**Exercise instructions:** Gather the lines that hold the string "peli".

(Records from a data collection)
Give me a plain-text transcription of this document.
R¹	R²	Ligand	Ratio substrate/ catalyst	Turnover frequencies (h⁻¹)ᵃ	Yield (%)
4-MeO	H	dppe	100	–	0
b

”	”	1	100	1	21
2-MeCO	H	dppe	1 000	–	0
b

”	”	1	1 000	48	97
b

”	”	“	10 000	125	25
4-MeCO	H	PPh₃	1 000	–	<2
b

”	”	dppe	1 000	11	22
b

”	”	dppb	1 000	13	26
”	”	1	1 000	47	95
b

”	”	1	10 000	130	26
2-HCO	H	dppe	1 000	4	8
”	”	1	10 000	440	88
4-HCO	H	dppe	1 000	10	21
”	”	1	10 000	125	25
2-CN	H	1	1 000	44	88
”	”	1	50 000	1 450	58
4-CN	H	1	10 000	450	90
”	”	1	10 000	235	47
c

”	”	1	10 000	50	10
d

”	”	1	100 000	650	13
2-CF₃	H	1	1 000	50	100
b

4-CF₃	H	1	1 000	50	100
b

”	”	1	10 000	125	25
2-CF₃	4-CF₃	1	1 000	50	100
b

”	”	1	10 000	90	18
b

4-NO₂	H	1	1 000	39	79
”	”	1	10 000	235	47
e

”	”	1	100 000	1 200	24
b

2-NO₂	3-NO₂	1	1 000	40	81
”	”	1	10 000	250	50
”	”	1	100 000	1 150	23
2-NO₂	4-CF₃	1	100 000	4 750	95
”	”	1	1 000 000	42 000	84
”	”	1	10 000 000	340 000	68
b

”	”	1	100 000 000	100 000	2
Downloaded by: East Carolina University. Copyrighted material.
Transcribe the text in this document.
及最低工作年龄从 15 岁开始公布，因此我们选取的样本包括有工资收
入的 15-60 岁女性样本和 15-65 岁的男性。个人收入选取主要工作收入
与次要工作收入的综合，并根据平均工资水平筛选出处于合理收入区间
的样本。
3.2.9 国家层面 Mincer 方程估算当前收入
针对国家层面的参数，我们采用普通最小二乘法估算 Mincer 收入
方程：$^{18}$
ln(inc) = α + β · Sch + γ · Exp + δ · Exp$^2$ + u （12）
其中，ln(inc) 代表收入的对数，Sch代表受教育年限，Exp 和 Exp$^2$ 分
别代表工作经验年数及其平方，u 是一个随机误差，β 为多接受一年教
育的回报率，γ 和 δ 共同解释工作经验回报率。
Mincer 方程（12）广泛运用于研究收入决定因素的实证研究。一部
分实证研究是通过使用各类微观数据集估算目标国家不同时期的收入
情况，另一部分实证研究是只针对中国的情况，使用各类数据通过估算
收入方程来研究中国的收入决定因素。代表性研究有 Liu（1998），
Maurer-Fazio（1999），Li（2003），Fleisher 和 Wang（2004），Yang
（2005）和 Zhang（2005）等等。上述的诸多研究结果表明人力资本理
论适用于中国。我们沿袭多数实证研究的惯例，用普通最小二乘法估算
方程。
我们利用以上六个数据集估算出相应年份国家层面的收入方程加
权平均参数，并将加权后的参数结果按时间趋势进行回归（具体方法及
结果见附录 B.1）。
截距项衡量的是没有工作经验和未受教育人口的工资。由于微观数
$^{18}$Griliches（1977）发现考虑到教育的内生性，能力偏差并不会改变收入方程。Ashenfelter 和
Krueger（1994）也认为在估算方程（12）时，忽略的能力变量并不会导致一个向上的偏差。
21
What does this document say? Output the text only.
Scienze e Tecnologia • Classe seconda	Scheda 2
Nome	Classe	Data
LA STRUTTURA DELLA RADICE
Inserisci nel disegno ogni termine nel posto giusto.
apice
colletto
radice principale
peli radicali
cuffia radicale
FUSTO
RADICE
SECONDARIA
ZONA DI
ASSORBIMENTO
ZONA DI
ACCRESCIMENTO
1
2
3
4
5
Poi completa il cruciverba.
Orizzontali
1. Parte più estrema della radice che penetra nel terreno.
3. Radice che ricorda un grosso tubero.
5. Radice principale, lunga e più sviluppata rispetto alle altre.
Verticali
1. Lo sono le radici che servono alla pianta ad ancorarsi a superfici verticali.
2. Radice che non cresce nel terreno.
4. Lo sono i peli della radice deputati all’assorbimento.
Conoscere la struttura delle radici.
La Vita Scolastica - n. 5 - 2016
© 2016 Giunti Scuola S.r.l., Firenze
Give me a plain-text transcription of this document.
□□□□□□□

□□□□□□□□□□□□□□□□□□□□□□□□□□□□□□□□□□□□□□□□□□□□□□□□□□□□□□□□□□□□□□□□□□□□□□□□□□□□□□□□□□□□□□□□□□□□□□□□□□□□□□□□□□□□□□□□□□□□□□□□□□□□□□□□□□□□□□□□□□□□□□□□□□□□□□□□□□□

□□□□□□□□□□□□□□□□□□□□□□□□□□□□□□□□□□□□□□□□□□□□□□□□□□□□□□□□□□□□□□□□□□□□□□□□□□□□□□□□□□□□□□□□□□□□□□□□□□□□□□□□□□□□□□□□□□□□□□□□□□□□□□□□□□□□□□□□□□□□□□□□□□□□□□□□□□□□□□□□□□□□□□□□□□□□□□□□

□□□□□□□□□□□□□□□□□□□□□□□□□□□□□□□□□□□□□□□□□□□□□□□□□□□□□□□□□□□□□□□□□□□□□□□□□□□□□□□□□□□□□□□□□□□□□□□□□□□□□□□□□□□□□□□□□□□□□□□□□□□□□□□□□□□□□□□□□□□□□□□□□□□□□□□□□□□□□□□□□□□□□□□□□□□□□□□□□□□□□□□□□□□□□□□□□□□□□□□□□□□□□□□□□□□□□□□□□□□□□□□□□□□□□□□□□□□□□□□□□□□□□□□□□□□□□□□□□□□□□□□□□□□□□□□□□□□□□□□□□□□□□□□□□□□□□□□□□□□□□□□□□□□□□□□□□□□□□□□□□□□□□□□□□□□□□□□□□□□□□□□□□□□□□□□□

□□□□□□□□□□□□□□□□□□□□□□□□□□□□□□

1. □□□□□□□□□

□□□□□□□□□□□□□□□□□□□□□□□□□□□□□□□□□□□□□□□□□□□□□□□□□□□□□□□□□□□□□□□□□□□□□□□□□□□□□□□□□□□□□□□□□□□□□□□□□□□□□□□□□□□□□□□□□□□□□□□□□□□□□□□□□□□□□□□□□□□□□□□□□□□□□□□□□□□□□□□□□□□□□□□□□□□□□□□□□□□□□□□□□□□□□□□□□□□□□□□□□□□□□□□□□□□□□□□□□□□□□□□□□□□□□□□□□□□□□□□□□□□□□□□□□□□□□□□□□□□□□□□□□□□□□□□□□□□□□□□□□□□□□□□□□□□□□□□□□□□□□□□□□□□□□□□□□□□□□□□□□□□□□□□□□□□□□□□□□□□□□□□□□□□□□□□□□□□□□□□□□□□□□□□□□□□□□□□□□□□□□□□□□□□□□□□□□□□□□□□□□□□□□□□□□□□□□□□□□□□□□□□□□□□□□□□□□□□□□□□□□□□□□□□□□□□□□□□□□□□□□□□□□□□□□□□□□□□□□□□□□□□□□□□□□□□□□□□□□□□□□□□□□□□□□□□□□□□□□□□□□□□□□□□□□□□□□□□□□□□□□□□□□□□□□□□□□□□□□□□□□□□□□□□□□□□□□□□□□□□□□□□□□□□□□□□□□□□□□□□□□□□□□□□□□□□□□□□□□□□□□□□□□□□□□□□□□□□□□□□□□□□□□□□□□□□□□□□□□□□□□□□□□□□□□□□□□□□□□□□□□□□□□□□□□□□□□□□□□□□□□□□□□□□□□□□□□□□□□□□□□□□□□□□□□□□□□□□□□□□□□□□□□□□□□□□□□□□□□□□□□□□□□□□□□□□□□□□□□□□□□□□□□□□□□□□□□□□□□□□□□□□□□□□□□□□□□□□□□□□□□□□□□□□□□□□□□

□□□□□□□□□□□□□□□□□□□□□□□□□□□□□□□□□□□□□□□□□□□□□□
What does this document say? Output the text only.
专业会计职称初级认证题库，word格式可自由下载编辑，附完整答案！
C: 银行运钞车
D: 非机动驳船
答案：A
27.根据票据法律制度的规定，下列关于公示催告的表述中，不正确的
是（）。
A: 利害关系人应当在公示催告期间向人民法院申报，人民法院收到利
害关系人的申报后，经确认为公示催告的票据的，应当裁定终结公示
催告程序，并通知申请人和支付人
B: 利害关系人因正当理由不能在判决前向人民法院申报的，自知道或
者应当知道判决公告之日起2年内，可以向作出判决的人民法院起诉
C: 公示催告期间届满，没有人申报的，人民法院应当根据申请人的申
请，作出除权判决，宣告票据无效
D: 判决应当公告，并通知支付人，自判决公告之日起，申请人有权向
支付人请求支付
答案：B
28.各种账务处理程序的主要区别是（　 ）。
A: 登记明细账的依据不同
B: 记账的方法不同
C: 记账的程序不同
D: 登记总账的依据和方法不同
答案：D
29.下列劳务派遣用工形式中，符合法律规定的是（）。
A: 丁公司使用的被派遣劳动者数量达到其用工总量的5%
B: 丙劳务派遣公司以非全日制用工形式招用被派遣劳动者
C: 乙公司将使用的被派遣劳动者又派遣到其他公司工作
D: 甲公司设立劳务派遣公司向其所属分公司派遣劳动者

**Complete output:**
peli radicali
4. Lo sono i peli della radice deputati all’assorbimento.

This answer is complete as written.